Problem requirements
Copy out every line of the data exactly.

Figure record extracts:
************

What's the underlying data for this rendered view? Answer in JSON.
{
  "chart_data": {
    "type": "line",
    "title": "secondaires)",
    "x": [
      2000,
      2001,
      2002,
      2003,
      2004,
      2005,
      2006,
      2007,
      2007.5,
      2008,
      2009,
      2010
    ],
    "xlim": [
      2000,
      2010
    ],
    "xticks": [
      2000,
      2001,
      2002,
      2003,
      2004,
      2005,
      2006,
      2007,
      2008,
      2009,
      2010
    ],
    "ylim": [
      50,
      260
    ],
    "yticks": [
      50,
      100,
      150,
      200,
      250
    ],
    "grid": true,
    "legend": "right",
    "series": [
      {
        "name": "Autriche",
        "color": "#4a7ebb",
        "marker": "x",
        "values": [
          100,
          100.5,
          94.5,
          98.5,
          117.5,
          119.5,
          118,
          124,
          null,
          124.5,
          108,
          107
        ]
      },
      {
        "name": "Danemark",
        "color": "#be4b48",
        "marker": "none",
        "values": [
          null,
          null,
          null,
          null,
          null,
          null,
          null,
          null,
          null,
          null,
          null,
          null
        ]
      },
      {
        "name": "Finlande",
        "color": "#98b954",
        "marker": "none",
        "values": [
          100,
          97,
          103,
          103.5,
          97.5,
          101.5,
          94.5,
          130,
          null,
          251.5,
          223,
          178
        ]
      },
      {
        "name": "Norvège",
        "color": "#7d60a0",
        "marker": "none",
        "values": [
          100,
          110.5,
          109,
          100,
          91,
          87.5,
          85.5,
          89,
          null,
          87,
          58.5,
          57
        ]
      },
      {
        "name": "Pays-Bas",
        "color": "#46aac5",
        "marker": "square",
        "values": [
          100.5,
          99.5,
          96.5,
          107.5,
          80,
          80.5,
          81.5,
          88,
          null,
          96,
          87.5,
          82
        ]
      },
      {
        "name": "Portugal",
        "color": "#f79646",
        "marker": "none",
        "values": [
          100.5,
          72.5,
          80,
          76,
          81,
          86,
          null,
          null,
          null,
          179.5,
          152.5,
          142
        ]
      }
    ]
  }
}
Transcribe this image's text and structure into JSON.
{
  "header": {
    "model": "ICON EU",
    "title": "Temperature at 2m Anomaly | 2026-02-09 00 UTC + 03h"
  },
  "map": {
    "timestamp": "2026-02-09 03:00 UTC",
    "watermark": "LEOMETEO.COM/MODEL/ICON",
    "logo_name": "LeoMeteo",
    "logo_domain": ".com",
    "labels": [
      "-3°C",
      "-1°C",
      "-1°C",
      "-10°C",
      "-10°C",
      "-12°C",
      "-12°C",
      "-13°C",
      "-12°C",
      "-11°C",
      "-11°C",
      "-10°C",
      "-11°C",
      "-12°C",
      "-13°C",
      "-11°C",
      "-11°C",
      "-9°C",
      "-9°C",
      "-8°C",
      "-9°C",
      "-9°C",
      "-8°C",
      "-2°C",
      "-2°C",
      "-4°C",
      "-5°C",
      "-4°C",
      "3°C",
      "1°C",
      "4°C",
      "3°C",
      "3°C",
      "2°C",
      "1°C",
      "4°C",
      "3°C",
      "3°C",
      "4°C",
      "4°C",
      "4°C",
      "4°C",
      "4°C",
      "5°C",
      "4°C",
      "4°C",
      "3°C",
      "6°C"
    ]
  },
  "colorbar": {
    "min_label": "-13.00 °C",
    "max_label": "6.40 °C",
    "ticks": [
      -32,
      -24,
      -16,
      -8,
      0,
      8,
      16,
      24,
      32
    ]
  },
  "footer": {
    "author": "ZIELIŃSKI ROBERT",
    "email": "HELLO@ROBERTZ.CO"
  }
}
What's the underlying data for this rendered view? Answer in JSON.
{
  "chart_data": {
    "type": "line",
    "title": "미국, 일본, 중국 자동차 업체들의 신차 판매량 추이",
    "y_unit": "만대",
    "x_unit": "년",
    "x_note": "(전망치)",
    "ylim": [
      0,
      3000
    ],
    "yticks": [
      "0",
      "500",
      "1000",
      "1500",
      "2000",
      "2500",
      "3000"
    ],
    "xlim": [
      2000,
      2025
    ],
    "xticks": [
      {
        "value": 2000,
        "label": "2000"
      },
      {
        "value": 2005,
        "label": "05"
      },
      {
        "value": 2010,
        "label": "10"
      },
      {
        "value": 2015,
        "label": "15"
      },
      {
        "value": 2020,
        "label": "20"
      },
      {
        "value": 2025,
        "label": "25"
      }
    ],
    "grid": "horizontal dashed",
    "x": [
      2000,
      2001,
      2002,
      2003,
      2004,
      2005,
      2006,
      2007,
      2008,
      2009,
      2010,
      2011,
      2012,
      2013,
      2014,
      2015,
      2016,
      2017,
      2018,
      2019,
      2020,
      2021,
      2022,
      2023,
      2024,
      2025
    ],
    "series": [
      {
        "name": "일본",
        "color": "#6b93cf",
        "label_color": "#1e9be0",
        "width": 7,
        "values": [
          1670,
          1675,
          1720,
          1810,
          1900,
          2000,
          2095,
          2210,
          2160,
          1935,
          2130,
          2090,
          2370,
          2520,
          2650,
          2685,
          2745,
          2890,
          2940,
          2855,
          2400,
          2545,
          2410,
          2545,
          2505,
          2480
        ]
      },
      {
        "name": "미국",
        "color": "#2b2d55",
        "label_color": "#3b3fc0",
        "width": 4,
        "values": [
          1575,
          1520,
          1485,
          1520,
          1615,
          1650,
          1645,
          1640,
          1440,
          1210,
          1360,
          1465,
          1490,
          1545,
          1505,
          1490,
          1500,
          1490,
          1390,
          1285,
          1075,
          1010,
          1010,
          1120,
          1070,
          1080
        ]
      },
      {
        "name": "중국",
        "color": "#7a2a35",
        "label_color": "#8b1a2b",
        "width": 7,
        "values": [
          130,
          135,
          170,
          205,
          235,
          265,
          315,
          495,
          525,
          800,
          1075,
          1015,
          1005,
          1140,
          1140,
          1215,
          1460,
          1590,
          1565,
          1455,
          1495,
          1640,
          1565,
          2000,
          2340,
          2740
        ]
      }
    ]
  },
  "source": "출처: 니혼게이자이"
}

************

Response to the task
What's the underlying data for this rendered view? Answer in JSON.
{
  "chart_data": {
    "type": "line",
    "title": "secondaires)",
    "x": [
      2000,
      2001,
      2002,
      2003,
      2004,
      2005,
      2006,
      2007,
      2007.5,
      2008,
      2009,
      2010
    ],
    "xlim": [
      2000,
      2010
    ],
    "xticks": [
      2000,
      2001,
      2002,
      2003,
      2004,
      2005,
      2006,
      2007,
      2008,
      2009,
      2010
    ],
    "ylim": [
      50,
      260
    ],
    "yticks": [
      50,
      100,
      150,
      200,
      250
    ],
    "grid": true,
    "legend": "right",
    "series": [
      {
        "name": "Autriche",
        "color": "#4a7ebb",
        "marker": "x",
        "values": [
          100,
          100.5,
          94.5,
          98.5,
          117.5,
          119.5,
          118,
          124,
          null,
          124.5,
          108,
          107
        ]
      },
      {
        "name": "Danemark",
        "color": "#be4b48",
        "marker": "none",
        "values": [
          null,
          null,
          null,
          null,
          null,
          null,
          null,
          null,
          null,
          null,
          null,
          null
        ]
      },
      {
        "name": "Finlande",
        "color": "#98b954",
        "marker": "none",
        "values": [
          100,
          97,
          103,
          103.5,
          97.5,
          101.5,
          94.5,
          130,
          null,
          251.5,
          223,
          178
        ]
      },
      {
        "name": "Norvège",
        "color": "#7d60a0",
        "marker": "none",
        "values": [
          100,
          110.5,
          109,
          100,
          91,
          87.5,
          85.5,
          89,
          null,
          87,
          58.5,
          57
        ]
      },
      {
        "name": "Pays-Bas",
        "color": "#46aac5",
        "marker": "square",
        "values": [
          100.5,
          99.5,
          96.5,
          107.5,
          80,
          80.5,
          81.5,
          88,
          null,
          96,
          87.5,
          82
        ]
      },
      {
        "name": "Portugal",
        "color": "#f79646",
        "marker": "none",
        "values": [
          100.5,
          72.5,
          80,
          76,
          81,
          86,
          null,
          null,
          null,
          179.5,
          152.5,
          142
        ]
      }
    ]
  }
}
Transcribe this image's text and structure into JSON.
{
  "header": {
    "model": "ICON EU",
    "title": "Temperature at 2m Anomaly | 2026-02-09 00 UTC + 03h"
  },
  "map": {
    "timestamp": "2026-02-09 03:00 UTC",
    "watermark": "LEOMETEO.COM/MODEL/ICON",
    "logo_name": "LeoMeteo",
    "logo_domain": ".com",
    "labels": [
      "-3°C",
      "-1°C",
      "-1°C",
      "-10°C",
      "-10°C",
      "-12°C",
      "-12°C",
      "-13°C",
      "-12°C",
      "-11°C",
      "-11°C",
      "-10°C",
      "-11°C",
      "-12°C",
      "-13°C",
      "-11°C",
      "-11°C",
      "-9°C",
      "-9°C",
      "-8°C",
      "-9°C",
      "-9°C",
      "-8°C",
      "-2°C",
      "-2°C",
      "-4°C",
      "-5°C",
      "-4°C",
      "3°C",
      "1°C",
      "4°C",
      "3°C",
      "3°C",
      "2°C",
      "1°C",
      "4°C",
      "3°C",
      "3°C",
      "4°C",
      "4°C",
      "4°C",
      "4°C",
      "4°C",
      "5°C",
      "4°C",
      "4°C",
      "3°C",
      "6°C"
    ]
  },
  "colorbar": {
    "min_label": "-13.00 °C",
    "max_label": "6.40 °C",
    "ticks": [
      -32,
      -24,
      -16,
      -8,
      0,
      8,
      16,
      24,
      32
    ]
  },
  "footer": {
    "author": "ZIELIŃSKI ROBERT",
    "email": "HELLO@ROBERTZ.CO"
  }
}
What's the underlying data for this rendered view? Answer in JSON.
{
  "chart_data": {
    "type": "line",
    "title": "미국, 일본, 중국 자동차 업체들의 신차 판매량 추이",
    "y_unit": "만대",
    "x_unit": "년",
    "x_note": "(전망치)",
    "ylim": [
      0,
      3000
    ],
    "yticks": [
      "0",
      "500",
      "1000",
      "1500",
      "2000",
      "2500",
      "3000"
    ],
    "xlim": [
      2000,
      2025
    ],
    "xticks": [
      {
        "value": 2000,
        "label": "2000"
      },
      {
        "value": 2005,
        "label": "05"
      },
      {
        "value": 2010,
        "label": "10"
      },
      {
        "value": 2015,
        "label": "15"
      },
      {
        "value": 2020,
        "label": "20"
      },
      {
        "value": 2025,
        "label": "25"
      }
    ],
    "grid": "horizontal dashed",
    "x": [
      2000,
      2001,
      2002,
      2003,
      2004,
      2005,
      2006,
      2007,
      2008,
      2009,
      2010,
      2011,
      2012,
      2013,
      2014,
      2015,
      2016,
      2017,
      2018,
      2019,
      2020,
      2021,
      2022,
      2023,
      2024,
      2025
    ],
    "series": [
      {
        "name": "일본",
        "color": "#6b93cf",
        "label_color": "#1e9be0",
        "width": 7,
        "values": [
          1670,
          1675,
          1720,
          1810,
          1900,
          2000,
          2095,
          2210,
          2160,
          1935,
          2130,
          2090,
          2370,
          2520,
          2650,
          2685,
          2745,
          2890,
          2940,
          2855,
          2400,
          2545,
          2410,
          2545,
          2505,
          2480
        ]
      },
      {
        "name": "미국",
        "color": "#2b2d55",
        "label_color": "#3b3fc0",
        "width": 4,
        "values": [
          1575,
          1520,
          1485,
          1520,
          1615,
          1650,
          1645,
          1640,
          1440,
          1210,
          1360,
          1465,
          1490,
          1545,
          1505,
          1490,
          1500,
          1490,
          1390,
          1285,
          1075,
          1010,
          1010,
          1120,
          1070,
          1080
        ]
      },
      {
        "name": "중국",
        "color": "#7a2a35",
        "label_color": "#8b1a2b",
        "width": 7,
        "values": [
          130,
          135,
          170,
          205,
          235,
          265,
          315,
          495,
          525,
          800,
          1075,
          1015,
          1005,
          1140,
          1140,
          1215,
          1460,
          1590,
          1565,
          1455,
          1495,
          1640,
          1565,
          2000,
          2340,
          2740
        ]
      }
    ]
  },
  "source": "출처: 니혼게이자이"
}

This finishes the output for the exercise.